- _WHAT THE TASK ASKS_
Within the material below, find each line bearing the word "Control" and present it.
◆ ◆ ◆ ◆
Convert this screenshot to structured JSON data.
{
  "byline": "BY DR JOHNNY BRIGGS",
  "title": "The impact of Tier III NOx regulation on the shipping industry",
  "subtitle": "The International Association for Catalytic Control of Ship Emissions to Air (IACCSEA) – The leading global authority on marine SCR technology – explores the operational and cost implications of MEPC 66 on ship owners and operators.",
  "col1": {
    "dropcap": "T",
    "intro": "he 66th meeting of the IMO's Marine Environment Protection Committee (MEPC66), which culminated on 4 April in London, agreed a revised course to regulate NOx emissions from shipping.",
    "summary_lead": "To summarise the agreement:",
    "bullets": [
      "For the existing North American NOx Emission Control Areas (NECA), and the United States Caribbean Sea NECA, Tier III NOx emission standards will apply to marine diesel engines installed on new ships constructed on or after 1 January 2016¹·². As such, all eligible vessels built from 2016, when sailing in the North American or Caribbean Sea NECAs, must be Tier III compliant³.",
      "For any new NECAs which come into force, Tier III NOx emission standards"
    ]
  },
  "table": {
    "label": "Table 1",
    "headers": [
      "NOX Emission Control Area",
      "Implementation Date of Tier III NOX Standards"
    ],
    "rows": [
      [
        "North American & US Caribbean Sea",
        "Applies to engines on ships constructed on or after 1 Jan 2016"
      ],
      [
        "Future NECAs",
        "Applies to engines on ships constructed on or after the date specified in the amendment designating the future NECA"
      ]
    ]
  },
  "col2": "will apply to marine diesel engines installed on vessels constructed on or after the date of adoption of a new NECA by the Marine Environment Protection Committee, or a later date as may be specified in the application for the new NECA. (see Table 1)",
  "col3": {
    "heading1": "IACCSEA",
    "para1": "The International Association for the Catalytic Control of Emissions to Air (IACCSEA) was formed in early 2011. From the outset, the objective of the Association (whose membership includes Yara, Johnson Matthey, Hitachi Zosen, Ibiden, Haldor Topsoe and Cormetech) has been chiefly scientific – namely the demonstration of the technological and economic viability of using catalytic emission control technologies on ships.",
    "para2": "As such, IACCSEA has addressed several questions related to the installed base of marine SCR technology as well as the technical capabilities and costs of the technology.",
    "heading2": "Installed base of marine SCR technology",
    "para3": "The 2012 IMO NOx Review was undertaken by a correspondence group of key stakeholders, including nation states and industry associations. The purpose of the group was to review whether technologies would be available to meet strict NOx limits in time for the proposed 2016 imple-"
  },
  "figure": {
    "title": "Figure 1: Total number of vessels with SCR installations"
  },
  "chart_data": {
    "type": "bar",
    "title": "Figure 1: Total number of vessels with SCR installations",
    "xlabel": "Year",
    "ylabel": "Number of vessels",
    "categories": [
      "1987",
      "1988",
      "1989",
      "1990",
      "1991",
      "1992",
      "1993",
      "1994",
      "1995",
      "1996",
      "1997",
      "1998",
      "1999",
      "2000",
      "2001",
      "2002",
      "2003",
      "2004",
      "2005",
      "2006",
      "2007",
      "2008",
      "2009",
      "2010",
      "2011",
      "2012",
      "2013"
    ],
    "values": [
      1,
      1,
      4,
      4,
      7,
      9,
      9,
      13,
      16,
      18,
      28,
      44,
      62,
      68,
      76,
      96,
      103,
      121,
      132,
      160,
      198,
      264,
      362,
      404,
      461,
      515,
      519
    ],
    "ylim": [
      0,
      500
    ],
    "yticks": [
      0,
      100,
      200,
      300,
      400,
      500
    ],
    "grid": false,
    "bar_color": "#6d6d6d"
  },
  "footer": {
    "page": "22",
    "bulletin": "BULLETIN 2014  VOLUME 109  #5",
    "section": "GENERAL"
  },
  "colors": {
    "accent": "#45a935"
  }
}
◆ ◆ ◆ ◆
- _FINAL ANSWER_
  "subtitle": "The International Association for Catalytic Control of Ship Emissions to Air (IACCSEA) – The leading global authority on marine SCR technology – explores the operational and cost implications of MEPC 66 on ship owners and operators.",
      "For the existing North American NOx Emission Control Areas (NECA), and the United States Caribbean Sea NECA, Tier III NOx emission standards will apply to marine diesel engines installed on new ships constructed on or after 1 January 2016¹·². As such, all eligible vessels built from 2016, when sailing in the North American or Caribbean Sea NECAs, must be Tier III compliant³.",
      "NOX Emission Control Area",
    "para1": "The International Association for the Catalytic Control of Emissions to Air (IACCSEA) was formed in early 2011. From the outset, the objective of the Association (whose membership includes Yara, Johnson Matthey, Hitachi Zosen, Ibiden, Haldor Topsoe and Cormetech) has been chiefly scientific – namely the demonstration of the technological and economic viability of using catalytic emission control technologies on ships.",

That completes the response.